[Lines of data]
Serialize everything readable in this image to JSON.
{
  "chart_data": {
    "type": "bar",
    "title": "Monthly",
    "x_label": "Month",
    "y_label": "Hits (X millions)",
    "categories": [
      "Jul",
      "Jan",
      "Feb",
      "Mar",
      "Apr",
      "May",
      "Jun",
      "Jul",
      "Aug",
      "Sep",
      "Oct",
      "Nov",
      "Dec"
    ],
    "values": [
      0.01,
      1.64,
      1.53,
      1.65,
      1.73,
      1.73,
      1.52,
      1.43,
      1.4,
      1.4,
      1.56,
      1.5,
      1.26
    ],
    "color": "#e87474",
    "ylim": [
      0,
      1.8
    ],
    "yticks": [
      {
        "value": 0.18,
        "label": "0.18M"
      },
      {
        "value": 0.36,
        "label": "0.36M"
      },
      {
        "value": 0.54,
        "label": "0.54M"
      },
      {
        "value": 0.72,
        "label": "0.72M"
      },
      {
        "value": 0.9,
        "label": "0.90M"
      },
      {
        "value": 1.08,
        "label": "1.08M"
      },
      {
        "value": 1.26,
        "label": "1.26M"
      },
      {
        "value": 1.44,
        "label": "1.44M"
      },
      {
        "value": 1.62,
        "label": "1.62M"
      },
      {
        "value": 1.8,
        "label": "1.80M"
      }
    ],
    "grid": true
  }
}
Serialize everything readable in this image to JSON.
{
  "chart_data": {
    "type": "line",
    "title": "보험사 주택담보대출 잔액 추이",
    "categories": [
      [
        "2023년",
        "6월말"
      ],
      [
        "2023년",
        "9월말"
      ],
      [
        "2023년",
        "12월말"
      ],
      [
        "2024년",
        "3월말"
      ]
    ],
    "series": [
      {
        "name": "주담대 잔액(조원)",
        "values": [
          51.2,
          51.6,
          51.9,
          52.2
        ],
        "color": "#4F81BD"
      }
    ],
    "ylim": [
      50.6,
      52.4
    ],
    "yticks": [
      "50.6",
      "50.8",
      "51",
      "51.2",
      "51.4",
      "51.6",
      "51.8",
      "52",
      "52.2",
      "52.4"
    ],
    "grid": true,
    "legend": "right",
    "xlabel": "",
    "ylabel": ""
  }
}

• [Short exercise]: Give the count of lines holding the word "title", with no other words.

• [Final result]: 2